Problem:
Transcribe everything in the data word for word. Pictures are left out.

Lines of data
━━━━━━

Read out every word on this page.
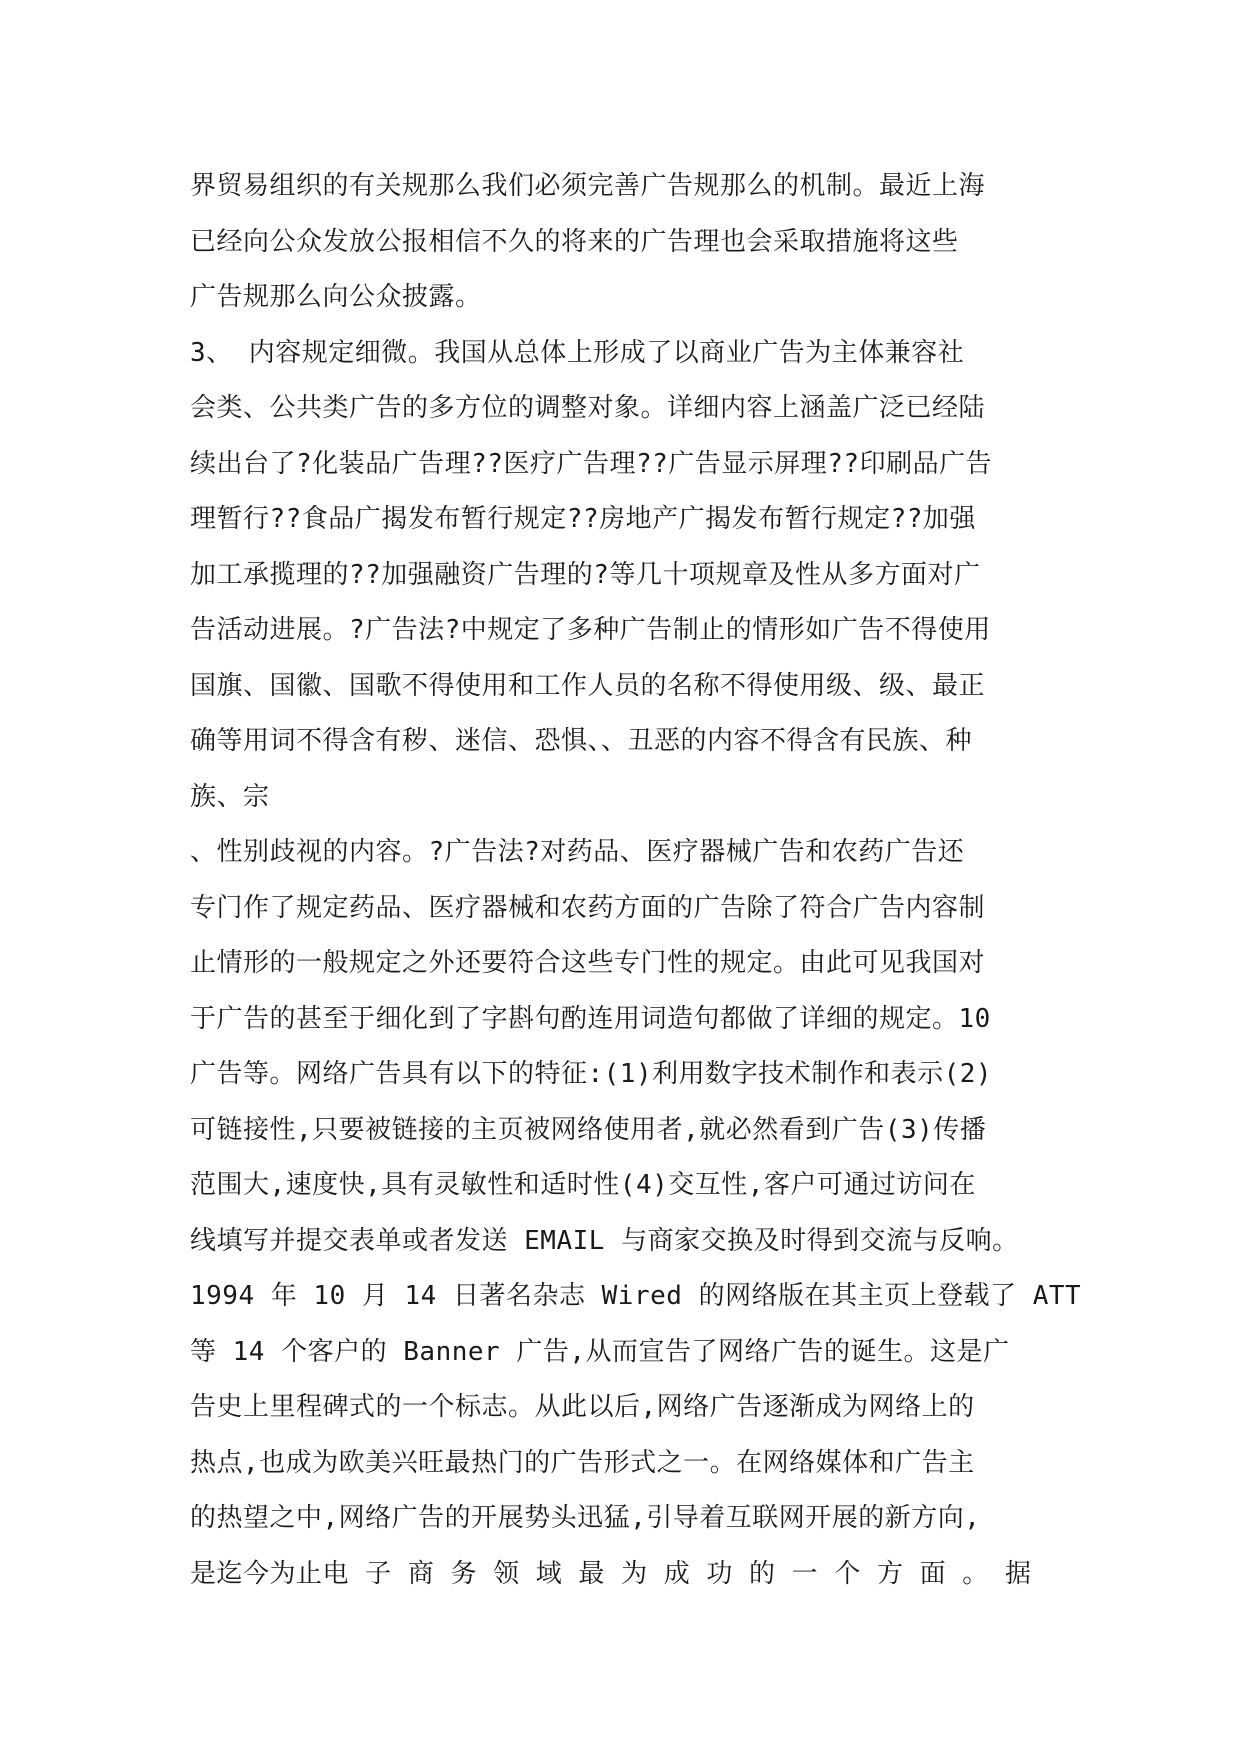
界贸易组织的有关规那么我们必须完善广告规那么的机制。最近上海
已经向公众发放公报相信不久的将来的广告理也会采取措施将这些
广告规那么向公众披露。
3、 内容规定细微。我国从总体上形成了以商业广告为主体兼容社
会类、公共类广告的多方位的调整对象。详细内容上涵盖广泛已经陆
续出台了?化装品广告理??医疗广告理??广告显示屏理??印刷品广告
理暂行??食品广揭发布暂行规定??房地产广揭发布暂行规定??加强
加工承揽理的??加强融资广告理的?等几十项规章及性从多方面对广
告活动进展。?广告法?中规定了多种广告制止的情形如广告不得使用
国旗、国徽、国歌不得使用和工作人员的名称不得使用级、级、最正
确等用词不得含有秽、迷信、恐惧、、丑恶的内容不得含有民族、种
族、宗
、性别歧视的内容。?广告法?对药品、医疗器械广告和农药广告还
专门作了规定药品、医疗器械和农药方面的广告除了符合广告内容制
止情形的一般规定之外还要符合这些专门性的规定。由此可见我国对
于广告的甚至于细化到了字斟句酌连用词造句都做了详细的规定。10
广告等。网络广告具有以下的特征:(1)利用数字技术制作和表示(2)
可链接性,只要被链接的主页被网络使用者,就必然看到广告(3)传播
范围大,速度快,具有灵敏性和适时性(4)交互性,客户可通过访问在
线填写并提交表单或者发送 EMAIL 与商家交换及时得到交流与反响。
1994 年 10 月 14 日著名杂志 Wired 的网络版在其主页上登载了 ATT
等 14 个客户的 Banner 广告,从而宣告了网络广告的诞生。这是广
告史上里程碑式的一个标志。从此以后,网络广告逐渐成为网络上的
热点,也成为欧美兴旺最热门的广告形式之一。在网络媒体和广告主
的热望之中,网络广告的开展势头迅猛,引导着互联网开展的新方向,
是迄今为止电 子 商 务 领 域 最 为 成 功 的 一 个 方 面 。 据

━━━━━━

Exercise solution:
Read out every word on this page.
界贸易组织的有关规那么我们必须完善广告规那么的机制。最近上海
已经向公众发放公报相信不久的将来的广告理也会采取措施将这些
广告规那么向公众披露。
3、 内容规定细微。我国从总体上形成了以商业广告为主体兼容社
会类、公共类广告的多方位的调整对象。详细内容上涵盖广泛已经陆
续出台了?化装品广告理??医疗广告理??广告显示屏理??印刷品广告
理暂行??食品广揭发布暂行规定??房地产广揭发布暂行规定??加强
加工承揽理的??加强融资广告理的?等几十项规章及性从多方面对广
告活动进展。?广告法?中规定了多种广告制止的情形如广告不得使用
国旗、国徽、国歌不得使用和工作人员的名称不得使用级、级、最正
确等用词不得含有秽、迷信、恐惧、、丑恶的内容不得含有民族、种
族、宗
、性别歧视的内容。?广告法?对药品、医疗器械广告和农药广告还
专门作了规定药品、医疗器械和农药方面的广告除了符合广告内容制
止情形的一般规定之外还要符合这些专门性的规定。由此可见我国对
于广告的甚至于细化到了字斟句酌连用词造句都做了详细的规定。10
广告等。网络广告具有以下的特征:(1)利用数字技术制作和表示(2)
可链接性,只要被链接的主页被网络使用者,就必然看到广告(3)传播
范围大,速度快,具有灵敏性和适时性(4)交互性,客户可通过访问在
线填写并提交表单或者发送 EMAIL 与商家交换及时得到交流与反响。
1994 年 10 月 14 日著名杂志 Wired 的网络版在其主页上登载了 ATT
等 14 个客户的 Banner 广告,从而宣告了网络广告的诞生。这是广
告史上里程碑式的一个标志。从此以后,网络广告逐渐成为网络上的
热点,也成为欧美兴旺最热门的广告形式之一。在网络媒体和广告主
的热望之中,网络广告的开展势头迅猛,引导着互联网开展的新方向,
是迄今为止电 子 商 务 领 域 最 为 成 功 的 一 个 方 面 。 据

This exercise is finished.